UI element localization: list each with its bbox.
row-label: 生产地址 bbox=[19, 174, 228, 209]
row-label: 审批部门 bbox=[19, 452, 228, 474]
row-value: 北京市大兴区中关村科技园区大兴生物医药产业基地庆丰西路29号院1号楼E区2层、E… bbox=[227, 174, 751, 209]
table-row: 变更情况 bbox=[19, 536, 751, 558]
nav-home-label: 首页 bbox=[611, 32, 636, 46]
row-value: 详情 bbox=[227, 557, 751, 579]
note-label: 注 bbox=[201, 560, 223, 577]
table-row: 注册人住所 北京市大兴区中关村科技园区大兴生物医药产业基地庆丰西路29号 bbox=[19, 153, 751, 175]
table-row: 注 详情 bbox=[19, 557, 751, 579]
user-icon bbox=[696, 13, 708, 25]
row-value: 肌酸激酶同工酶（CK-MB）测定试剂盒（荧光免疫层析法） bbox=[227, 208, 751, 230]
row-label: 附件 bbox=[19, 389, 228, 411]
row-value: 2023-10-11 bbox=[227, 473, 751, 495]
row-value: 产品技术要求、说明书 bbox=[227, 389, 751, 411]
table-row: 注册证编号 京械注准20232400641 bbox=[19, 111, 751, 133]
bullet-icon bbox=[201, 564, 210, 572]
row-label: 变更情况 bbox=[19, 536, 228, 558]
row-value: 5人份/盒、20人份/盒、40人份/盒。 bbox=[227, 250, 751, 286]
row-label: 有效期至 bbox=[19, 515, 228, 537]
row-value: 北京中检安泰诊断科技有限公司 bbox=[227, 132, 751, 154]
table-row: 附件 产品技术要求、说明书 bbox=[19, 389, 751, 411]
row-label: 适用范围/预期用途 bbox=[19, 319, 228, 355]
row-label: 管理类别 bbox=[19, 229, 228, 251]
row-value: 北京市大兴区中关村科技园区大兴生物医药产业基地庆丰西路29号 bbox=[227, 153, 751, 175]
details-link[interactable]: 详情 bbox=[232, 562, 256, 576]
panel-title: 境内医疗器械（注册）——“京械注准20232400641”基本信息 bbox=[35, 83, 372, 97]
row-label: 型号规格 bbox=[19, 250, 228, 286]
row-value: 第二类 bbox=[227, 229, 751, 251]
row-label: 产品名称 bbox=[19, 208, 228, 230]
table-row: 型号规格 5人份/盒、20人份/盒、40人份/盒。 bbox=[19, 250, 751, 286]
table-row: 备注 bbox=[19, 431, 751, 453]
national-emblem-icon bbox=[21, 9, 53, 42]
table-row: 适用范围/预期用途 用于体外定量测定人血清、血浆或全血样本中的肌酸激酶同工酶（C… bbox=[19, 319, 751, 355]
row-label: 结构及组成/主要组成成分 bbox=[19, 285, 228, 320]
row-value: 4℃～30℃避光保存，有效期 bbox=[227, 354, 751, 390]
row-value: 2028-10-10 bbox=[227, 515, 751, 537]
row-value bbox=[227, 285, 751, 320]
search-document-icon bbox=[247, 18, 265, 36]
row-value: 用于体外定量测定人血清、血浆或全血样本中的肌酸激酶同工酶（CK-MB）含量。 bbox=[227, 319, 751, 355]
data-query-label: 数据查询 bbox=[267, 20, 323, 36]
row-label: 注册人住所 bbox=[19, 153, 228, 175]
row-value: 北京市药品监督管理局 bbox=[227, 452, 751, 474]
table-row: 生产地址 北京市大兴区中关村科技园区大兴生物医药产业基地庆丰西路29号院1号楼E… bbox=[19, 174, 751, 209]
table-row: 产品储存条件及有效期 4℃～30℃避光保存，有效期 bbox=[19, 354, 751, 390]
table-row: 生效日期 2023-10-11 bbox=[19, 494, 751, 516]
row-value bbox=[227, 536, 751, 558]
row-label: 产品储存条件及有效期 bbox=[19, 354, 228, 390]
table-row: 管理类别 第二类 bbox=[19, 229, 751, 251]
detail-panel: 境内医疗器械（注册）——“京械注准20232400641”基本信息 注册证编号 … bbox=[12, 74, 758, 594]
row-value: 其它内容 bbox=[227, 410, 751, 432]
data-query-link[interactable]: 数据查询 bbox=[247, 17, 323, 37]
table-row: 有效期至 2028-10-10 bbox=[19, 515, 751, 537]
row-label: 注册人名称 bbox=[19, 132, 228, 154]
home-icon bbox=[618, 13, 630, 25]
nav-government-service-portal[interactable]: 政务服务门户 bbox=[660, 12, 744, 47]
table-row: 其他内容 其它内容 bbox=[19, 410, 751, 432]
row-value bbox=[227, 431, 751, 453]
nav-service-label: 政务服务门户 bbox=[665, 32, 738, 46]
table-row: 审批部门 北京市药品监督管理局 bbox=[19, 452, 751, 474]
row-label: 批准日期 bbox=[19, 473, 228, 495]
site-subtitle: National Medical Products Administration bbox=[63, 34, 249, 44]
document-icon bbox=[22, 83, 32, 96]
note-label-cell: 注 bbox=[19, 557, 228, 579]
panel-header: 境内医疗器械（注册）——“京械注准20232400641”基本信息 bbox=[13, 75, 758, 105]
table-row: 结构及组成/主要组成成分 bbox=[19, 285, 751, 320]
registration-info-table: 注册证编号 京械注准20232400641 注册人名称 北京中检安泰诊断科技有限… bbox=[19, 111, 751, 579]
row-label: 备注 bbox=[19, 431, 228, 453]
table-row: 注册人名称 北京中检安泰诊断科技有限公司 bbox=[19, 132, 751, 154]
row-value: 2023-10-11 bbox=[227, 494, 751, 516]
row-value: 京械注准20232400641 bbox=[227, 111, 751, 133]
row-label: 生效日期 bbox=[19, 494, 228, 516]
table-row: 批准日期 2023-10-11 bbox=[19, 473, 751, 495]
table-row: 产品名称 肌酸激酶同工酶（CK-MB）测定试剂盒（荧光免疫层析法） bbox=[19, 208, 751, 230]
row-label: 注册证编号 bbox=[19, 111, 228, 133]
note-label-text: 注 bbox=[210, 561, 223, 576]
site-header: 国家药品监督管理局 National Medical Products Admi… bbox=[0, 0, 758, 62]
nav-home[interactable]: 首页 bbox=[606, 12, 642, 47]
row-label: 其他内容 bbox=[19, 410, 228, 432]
-*-*-
Task to carry out -
Convert the lines from the very first one through the line containing "note-label: 注 bbox=[201, 560, 223, 577]", with both ends included, into a JSON list of strings, one string per line and no blank lines.

Reply -
[
  "UI element localization: list each with its bbox.",
  "row-label: 生产地址 bbox=[19, 174, 228, 209]",
  "row-label: 审批部门 bbox=[19, 452, 228, 474]",
  "row-value: 北京市大兴区中关村科技园区大兴生物医药产业基地庆丰西路29号院1号楼E区2层、E… bbox=[227, 174, 751, 209]",
  "table-row: 变更情况 bbox=[19, 536, 751, 558]",
  "nav-home-label: 首页 bbox=[611, 32, 636, 46]",
  "row-value: 详情 bbox=[227, 557, 751, 579]",
  "note-label: 注 bbox=[201, 560, 223, 577]"
]